→ **Data shown**:
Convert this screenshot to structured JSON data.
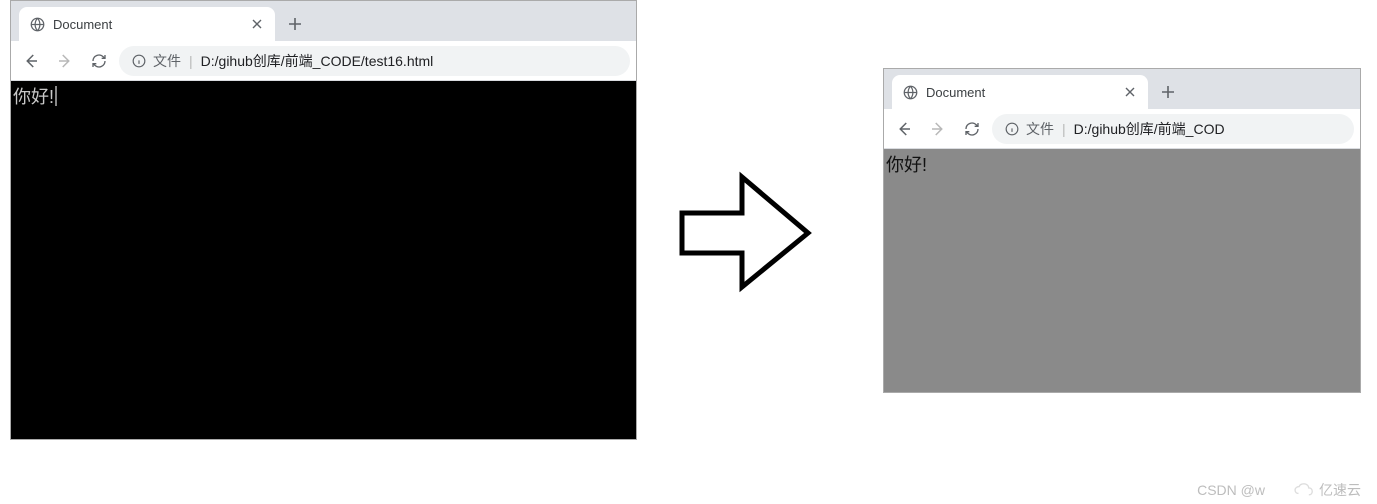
{
  "left": {
    "tab_title": "Document",
    "addr_prefix": "文件",
    "addr_url": "D:/gihub创库/前端_CODE/test16.html",
    "page_text": "你好!"
  },
  "right": {
    "tab_title": "Document",
    "addr_prefix": "文件",
    "addr_url": "D:/gihub创库/前端_COD",
    "page_text": "你好!"
  },
  "watermark": {
    "left_text": "CSDN @w",
    "right_text": "亿速云"
  }
}
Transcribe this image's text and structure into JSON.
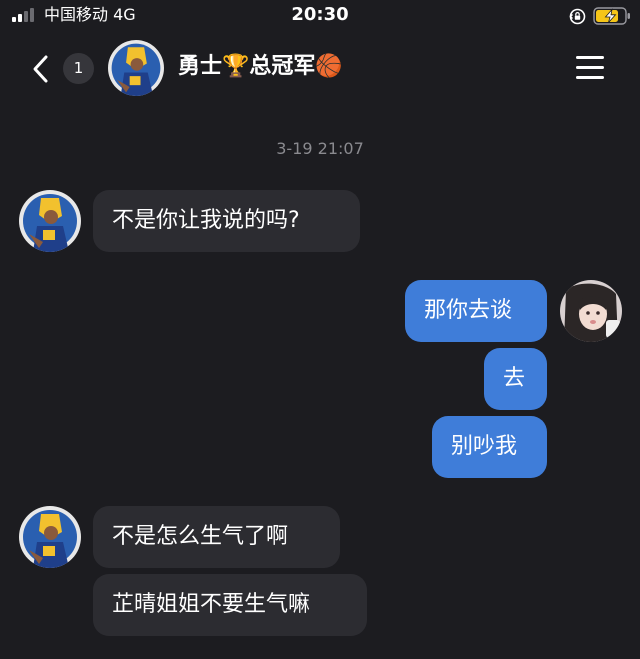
{
  "status_bar": {
    "carrier": "中国移动  4G",
    "time": "20:30",
    "battery_icon": "battery-charging-icon",
    "lock_icon": "rotation-lock-icon"
  },
  "header": {
    "unread_count": "1",
    "title": "勇士🏆总冠军🏀",
    "back_icon": "chevron-left-icon",
    "menu_icon": "hamburger-menu-icon"
  },
  "chat": {
    "timestamp": "3-19 21:07",
    "messages": [
      {
        "side": "in",
        "text": "不是你让我说的吗?"
      },
      {
        "side": "out",
        "text": "那你去谈"
      },
      {
        "side": "out",
        "text": "去"
      },
      {
        "side": "out",
        "text": "别吵我"
      },
      {
        "side": "in",
        "text": "不是怎么生气了啊"
      },
      {
        "side": "in",
        "text": "芷晴姐姐不要生气嘛"
      }
    ]
  },
  "colors": {
    "background": "#1c1c20",
    "incoming_bubble": "#2c2c31",
    "outgoing_bubble": "#3f7dd9",
    "timestamp": "#8a8a8f",
    "battery_fill": "#f5c518"
  }
}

→ **Job**: In the copy, leave out all pictures, and retype exactly each line from the one with "Transcribe this image's" through the last line of the entries.

→ **Task response**:
Transcribe this image's text and structure into JSON.
{
  "status_bar": {
    "carrier": "中国移动  4G",
    "time": "20:30",
    "battery_icon": "battery-charging-icon",
    "lock_icon": "rotation-lock-icon"
  },
  "header": {
    "unread_count": "1",
    "title": "勇士🏆总冠军🏀",
    "back_icon": "chevron-left-icon",
    "menu_icon": "hamburger-menu-icon"
  },
  "chat": {
    "timestamp": "3-19 21:07",
    "messages": [
      {
        "side": "in",
        "text": "不是你让我说的吗?"
      },
      {
        "side": "out",
        "text": "那你去谈"
      },
      {
        "side": "out",
        "text": "去"
      },
      {
        "side": "out",
        "text": "别吵我"
      },
      {
        "side": "in",
        "text": "不是怎么生气了啊"
      },
      {
        "side": "in",
        "text": "芷晴姐姐不要生气嘛"
      }
    ]
  },
  "colors": {
    "background": "#1c1c20",
    "incoming_bubble": "#2c2c31",
    "outgoing_bubble": "#3f7dd9",
    "timestamp": "#8a8a8f",
    "battery_fill": "#f5c518"
  }
}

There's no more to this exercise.